** Start RECORDS PROVIDED **

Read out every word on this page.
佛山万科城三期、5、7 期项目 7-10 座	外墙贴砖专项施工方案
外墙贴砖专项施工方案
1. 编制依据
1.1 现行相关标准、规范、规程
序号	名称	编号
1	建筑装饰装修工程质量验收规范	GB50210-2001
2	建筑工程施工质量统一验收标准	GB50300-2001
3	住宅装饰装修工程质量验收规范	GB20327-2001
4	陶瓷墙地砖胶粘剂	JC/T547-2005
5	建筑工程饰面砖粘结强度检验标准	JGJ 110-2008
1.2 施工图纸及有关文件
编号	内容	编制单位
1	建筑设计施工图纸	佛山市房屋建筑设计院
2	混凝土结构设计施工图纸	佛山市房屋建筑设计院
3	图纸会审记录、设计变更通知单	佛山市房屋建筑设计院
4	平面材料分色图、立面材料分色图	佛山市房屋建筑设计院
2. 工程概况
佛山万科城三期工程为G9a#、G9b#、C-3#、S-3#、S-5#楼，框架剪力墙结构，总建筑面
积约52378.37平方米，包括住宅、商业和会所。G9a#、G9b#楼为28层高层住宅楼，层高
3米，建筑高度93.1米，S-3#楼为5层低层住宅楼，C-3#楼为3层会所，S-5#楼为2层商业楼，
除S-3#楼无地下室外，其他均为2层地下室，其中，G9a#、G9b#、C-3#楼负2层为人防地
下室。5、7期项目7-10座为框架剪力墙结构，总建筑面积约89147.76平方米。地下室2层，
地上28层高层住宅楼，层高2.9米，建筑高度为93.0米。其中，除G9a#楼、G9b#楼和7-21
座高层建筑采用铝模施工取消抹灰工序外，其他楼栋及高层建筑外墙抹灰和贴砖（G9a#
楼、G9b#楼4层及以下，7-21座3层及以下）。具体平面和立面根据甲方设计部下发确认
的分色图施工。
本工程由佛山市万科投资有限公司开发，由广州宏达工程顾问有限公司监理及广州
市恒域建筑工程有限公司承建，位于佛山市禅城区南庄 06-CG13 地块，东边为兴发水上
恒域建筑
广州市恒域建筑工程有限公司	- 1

** End RECORDS PROVIDED **

● WRITTEN PROBLEM
Search the material above for "外墙贴砖专项施工方案". Pull out each line where it shows up.

● FINAL RESULT
佛山万科城三期、5、7 期项目 7-10 座	外墙贴砖专项施工方案
外墙贴砖专项施工方案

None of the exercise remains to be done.